- Task description: In the article below on the FAA's proposed checkride rule for jet pilots, duplicate everything from "The FAA is required" down to "in EEJ aircraft.".

- Reading passage:
By Rick Siegfried, President of EAA Warbirds of America, EAA 12484, Warbird 13339

F86 duo

November 12, 2009 — On August 31, 2009, the FAA issued a notice of proposed rulemaking (NPRM) for changes to 14 CFR Parts 61, 91, and 141 that would require pilot-in-command (PIC) proficiency checks for pilots who act as PIC of single-piloted, turbojet-powered airplanes. This set of rules would govern all turbine aircraft including warbird jets certificated in the Experimental Exhibition category, affecting pilot, flight instructor, and pilot school certification rules. The NPRM does not take into account several issues, such as a current shortage of qualified experimental aircraft examiners who could give the required checkride.

The rule also does not take into account that experimental exhibition jets (EEJ) already have more stringent requirements for the PIC and limitations defined by the aircraft’s operating limitations. We feel these requirements offer an equivalent level of safety compared to the proposal.

Many of the EEJ aircraft are single-seat aircraft, and the NPRM does not address a method of check ride compliance in these aircraft.

The FAA is required to complete a cost analysis on any proposed regulations. The cost analysis for this NPRM was only considered for the “very light jet” or VLJ type of aircraft, whose operational costs are wholly unrelated to the high cost of operations in EEJ aircraft.

- Dataset content:
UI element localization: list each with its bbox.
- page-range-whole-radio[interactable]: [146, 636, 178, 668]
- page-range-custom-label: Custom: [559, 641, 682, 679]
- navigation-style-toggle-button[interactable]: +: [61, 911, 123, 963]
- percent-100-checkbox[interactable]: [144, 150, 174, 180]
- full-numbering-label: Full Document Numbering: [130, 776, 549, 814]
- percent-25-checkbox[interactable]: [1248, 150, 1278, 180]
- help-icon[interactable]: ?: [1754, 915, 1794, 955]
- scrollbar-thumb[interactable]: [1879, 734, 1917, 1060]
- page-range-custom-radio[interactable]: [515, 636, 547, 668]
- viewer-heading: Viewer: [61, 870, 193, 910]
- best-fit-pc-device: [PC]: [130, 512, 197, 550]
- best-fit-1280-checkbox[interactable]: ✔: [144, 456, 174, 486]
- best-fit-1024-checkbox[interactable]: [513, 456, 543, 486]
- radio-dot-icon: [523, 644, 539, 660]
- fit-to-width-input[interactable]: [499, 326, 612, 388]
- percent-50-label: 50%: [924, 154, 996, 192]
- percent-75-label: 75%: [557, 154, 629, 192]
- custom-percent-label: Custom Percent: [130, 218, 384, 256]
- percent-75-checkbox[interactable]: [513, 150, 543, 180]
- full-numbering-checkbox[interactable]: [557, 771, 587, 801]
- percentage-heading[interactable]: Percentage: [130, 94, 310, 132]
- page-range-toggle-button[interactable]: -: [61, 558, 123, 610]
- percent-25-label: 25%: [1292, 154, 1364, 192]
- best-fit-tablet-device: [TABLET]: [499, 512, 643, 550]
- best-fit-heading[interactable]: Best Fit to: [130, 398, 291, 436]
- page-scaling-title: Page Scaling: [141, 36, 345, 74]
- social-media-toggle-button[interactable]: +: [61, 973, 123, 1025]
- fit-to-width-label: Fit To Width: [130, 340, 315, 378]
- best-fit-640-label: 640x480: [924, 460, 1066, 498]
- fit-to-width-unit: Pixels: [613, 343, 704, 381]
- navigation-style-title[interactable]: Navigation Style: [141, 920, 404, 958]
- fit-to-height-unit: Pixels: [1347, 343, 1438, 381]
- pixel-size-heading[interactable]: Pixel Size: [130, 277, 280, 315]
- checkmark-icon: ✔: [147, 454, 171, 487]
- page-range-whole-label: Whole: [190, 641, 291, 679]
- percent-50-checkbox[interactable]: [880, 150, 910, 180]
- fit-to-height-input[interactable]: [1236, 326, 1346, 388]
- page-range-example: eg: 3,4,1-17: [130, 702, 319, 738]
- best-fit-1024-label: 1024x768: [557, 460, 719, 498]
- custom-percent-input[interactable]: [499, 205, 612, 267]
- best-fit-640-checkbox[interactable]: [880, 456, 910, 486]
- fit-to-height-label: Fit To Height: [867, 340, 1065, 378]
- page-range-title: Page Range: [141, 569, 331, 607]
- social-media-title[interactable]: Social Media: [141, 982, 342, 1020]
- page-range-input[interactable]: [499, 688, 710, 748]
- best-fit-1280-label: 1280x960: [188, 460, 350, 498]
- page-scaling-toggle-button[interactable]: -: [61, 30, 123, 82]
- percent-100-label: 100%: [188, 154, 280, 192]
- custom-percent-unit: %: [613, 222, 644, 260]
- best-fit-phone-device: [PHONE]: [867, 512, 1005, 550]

- The completed task:
The FAA is required to complete a cost analysis on any proposed regulations. The cost analysis for this NPRM was only considered for the “very light jet” or VLJ type of aircraft, whose operational costs are wholly unrelated to the high cost of operations in EEJ aircraft.